:: Set problem ::
Among the records that follow, count the lines with the string "right"; report only that count.

[Entries from a dataset]
::::

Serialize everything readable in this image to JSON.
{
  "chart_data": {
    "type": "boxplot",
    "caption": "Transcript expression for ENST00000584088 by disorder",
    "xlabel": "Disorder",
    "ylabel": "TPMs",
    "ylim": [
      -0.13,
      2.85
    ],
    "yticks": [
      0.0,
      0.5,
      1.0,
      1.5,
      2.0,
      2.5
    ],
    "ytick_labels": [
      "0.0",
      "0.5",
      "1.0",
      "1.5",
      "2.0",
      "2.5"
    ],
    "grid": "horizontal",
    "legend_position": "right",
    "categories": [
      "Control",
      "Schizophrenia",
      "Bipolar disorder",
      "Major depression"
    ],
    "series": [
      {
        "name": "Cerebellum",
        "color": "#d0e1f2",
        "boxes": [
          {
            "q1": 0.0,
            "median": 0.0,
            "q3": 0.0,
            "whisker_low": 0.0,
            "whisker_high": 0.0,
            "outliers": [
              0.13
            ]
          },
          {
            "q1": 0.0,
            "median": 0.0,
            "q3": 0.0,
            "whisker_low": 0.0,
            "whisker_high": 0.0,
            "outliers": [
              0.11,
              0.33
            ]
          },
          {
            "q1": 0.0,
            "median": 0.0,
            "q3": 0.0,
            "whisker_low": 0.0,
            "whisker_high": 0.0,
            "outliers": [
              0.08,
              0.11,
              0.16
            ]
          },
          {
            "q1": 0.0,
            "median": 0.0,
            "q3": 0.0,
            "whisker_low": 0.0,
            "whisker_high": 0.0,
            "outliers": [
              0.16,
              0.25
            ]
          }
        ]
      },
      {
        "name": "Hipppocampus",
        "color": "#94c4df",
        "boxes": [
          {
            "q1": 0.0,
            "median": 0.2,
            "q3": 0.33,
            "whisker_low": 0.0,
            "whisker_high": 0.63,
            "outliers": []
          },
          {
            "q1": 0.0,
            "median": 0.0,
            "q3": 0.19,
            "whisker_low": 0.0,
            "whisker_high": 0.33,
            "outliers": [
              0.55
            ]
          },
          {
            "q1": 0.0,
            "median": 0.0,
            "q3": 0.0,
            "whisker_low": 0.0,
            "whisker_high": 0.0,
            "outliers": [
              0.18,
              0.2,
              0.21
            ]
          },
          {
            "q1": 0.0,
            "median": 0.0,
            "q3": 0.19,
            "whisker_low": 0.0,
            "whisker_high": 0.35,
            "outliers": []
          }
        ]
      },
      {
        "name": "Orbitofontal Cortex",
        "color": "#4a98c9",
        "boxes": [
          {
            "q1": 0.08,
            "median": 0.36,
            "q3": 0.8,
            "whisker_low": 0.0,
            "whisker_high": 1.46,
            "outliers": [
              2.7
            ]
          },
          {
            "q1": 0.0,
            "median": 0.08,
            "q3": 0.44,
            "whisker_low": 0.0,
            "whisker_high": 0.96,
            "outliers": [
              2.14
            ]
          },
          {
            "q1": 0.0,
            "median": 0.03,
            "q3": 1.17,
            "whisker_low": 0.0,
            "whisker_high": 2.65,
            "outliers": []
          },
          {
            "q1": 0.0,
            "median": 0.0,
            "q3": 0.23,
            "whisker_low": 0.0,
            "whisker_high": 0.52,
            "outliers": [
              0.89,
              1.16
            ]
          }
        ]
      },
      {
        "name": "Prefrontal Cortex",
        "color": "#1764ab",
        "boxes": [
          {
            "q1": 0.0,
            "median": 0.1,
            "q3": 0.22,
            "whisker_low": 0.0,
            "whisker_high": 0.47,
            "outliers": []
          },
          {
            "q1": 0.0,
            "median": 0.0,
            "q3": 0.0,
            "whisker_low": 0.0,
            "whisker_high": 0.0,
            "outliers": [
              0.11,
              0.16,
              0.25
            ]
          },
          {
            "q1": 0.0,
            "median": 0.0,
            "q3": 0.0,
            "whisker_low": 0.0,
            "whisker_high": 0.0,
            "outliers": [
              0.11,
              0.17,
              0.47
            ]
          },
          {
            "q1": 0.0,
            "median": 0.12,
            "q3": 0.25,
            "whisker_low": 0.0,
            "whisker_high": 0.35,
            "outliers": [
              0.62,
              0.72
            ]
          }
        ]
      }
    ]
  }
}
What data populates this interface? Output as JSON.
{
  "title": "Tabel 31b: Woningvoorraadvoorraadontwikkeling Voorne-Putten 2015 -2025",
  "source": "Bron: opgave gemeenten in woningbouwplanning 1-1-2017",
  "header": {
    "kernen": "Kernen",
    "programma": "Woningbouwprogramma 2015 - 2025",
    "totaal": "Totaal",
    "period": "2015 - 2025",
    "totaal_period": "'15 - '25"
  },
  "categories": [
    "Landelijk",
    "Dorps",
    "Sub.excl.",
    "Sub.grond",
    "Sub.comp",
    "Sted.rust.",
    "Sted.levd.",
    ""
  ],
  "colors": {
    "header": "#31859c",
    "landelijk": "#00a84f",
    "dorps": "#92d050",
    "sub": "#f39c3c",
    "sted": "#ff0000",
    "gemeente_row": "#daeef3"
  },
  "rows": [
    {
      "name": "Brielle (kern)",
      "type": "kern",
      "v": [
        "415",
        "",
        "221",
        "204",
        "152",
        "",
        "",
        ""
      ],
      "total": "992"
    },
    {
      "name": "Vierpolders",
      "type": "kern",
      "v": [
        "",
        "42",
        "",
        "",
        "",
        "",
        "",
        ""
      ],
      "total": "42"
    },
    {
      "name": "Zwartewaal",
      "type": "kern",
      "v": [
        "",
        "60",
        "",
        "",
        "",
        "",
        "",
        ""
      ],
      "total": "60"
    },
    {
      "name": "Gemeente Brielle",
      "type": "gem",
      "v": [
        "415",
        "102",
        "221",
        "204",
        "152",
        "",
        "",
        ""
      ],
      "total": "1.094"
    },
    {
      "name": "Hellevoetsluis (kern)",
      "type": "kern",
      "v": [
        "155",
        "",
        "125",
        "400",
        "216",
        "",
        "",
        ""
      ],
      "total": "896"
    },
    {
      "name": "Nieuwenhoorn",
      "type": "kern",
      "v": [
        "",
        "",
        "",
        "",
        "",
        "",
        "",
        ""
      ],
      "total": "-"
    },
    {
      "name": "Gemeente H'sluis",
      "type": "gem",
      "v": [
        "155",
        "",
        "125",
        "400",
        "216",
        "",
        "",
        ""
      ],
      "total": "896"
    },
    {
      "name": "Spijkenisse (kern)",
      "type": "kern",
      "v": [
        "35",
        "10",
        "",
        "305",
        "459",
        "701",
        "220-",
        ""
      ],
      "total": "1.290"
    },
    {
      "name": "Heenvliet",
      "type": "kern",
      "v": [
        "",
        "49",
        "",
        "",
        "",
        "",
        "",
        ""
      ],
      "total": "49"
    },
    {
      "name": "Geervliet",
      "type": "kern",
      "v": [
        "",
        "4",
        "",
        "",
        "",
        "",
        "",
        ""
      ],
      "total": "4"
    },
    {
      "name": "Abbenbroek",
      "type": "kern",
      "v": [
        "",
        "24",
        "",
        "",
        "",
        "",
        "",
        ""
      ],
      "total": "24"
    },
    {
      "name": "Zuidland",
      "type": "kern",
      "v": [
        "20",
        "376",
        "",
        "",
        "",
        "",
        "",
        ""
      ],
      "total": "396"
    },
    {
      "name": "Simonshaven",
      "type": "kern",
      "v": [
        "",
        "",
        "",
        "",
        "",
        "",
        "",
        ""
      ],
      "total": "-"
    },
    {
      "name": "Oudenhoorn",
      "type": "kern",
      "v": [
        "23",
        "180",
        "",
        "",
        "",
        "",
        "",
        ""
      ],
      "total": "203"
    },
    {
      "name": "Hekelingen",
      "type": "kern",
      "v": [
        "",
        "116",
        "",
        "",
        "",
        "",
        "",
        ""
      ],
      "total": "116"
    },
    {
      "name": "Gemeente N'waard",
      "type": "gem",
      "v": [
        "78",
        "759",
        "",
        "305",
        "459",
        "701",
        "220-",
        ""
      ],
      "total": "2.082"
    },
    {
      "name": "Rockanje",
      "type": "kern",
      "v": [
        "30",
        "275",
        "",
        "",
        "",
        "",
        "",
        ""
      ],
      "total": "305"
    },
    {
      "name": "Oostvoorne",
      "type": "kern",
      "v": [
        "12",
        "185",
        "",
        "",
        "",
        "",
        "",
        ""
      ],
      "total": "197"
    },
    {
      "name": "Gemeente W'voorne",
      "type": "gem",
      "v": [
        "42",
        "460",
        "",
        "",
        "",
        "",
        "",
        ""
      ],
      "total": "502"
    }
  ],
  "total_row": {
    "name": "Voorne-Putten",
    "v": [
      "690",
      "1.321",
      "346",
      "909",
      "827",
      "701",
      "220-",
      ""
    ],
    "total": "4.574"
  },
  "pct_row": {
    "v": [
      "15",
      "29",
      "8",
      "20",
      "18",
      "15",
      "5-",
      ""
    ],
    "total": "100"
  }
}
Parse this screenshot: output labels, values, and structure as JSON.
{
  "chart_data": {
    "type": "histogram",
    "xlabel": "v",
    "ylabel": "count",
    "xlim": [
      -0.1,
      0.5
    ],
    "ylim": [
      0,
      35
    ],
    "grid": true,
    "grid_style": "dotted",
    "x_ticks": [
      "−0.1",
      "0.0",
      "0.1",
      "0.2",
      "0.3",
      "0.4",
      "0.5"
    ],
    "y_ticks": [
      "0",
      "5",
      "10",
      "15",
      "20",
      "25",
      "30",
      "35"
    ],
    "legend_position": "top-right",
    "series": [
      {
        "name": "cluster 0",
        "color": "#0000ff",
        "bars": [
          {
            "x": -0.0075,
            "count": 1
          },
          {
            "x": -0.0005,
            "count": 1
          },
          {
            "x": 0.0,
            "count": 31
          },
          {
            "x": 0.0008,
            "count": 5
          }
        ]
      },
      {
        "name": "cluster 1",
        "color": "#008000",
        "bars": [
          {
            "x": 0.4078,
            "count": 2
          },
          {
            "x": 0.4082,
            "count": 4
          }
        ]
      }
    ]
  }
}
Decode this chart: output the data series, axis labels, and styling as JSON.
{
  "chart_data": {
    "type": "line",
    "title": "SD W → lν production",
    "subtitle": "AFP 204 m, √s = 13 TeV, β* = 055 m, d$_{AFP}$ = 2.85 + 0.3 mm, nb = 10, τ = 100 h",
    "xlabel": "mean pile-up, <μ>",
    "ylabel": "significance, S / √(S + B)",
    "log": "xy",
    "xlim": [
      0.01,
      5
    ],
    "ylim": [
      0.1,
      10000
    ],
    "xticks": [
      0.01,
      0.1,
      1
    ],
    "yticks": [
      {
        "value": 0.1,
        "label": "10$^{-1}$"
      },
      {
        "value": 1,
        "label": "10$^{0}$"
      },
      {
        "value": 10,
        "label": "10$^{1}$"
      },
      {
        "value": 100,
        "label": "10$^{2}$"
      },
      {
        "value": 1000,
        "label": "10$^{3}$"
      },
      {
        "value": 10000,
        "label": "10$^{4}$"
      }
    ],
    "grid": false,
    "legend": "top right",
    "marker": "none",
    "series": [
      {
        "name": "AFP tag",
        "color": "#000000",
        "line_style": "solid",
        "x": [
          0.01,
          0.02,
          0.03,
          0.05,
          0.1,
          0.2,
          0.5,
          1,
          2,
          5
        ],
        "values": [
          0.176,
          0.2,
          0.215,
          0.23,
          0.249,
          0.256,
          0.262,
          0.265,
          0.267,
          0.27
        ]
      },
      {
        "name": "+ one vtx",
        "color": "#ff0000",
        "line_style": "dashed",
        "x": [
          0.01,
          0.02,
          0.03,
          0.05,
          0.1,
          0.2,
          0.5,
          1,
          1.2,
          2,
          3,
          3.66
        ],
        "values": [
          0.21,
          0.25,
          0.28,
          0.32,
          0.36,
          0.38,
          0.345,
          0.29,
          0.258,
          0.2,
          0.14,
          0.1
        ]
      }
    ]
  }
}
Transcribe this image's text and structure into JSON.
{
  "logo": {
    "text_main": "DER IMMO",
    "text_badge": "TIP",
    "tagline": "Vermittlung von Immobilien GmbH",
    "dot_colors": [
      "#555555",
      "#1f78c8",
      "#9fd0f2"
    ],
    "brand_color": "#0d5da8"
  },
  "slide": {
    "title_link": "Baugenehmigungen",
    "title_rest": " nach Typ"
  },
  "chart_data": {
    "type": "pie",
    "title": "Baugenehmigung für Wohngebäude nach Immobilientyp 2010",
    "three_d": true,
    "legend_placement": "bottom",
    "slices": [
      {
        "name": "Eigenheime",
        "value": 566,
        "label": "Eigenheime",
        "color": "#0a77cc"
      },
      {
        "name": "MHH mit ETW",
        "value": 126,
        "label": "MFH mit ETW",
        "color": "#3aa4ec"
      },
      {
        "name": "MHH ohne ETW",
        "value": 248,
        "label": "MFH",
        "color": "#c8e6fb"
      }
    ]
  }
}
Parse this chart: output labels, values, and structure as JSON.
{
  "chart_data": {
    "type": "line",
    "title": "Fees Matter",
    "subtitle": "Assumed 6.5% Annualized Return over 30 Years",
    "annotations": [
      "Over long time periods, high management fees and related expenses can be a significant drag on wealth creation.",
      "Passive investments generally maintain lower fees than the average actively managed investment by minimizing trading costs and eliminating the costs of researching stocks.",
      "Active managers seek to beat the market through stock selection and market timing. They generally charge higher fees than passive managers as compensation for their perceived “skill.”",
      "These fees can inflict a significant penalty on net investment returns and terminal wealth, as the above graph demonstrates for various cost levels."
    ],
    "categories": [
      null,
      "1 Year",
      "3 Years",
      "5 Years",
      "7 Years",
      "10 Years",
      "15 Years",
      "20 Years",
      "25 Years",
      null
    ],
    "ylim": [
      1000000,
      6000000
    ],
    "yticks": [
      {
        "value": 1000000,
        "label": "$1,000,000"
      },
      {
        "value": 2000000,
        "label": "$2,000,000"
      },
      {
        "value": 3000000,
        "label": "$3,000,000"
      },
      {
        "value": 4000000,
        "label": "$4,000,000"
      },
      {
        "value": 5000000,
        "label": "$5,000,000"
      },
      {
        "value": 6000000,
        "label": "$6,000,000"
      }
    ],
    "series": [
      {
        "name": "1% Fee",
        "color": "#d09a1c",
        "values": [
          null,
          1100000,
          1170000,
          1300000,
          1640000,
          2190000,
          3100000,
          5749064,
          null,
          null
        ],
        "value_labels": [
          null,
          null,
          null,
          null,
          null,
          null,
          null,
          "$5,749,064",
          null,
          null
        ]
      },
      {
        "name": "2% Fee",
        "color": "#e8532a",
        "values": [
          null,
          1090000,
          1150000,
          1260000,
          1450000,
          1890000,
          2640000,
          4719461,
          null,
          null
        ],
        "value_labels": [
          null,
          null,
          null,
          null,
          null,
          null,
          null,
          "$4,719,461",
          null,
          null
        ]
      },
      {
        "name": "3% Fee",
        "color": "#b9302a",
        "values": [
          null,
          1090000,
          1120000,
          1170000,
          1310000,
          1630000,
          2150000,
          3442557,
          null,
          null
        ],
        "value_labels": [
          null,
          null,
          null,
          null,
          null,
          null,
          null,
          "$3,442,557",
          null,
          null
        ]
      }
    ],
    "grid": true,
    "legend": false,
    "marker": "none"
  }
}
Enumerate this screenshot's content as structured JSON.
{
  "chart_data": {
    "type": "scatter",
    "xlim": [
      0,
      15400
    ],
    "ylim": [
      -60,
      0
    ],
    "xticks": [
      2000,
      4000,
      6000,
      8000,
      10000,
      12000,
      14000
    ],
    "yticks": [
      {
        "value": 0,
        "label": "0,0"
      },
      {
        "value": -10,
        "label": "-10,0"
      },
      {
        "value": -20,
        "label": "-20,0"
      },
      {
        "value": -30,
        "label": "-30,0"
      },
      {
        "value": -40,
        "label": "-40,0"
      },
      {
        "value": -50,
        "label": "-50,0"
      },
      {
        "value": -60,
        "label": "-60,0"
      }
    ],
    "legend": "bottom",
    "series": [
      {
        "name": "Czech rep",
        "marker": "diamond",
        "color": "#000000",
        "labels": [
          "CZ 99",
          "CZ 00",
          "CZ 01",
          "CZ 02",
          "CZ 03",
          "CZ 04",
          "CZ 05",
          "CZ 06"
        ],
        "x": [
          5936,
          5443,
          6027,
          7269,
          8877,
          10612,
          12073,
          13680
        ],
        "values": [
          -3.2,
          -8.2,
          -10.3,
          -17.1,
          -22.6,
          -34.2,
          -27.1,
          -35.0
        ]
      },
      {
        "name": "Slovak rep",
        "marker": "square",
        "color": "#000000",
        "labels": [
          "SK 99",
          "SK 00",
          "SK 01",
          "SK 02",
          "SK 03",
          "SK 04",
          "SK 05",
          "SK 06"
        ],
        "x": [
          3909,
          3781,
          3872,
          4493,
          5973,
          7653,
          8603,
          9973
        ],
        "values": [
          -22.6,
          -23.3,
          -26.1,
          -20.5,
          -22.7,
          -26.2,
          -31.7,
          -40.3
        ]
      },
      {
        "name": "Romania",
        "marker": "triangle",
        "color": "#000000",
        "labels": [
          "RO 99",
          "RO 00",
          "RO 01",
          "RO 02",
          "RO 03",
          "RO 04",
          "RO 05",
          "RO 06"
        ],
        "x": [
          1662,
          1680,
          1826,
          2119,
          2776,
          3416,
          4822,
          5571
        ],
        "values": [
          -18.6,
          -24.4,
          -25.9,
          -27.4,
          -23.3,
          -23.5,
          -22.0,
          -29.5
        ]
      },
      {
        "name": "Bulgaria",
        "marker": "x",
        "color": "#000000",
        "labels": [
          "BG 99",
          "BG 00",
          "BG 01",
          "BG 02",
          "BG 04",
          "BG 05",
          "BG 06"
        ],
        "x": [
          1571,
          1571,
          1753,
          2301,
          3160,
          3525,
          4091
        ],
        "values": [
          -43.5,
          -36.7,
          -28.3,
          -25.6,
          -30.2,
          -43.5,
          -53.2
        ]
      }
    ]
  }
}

::::

:: Answer below ::
3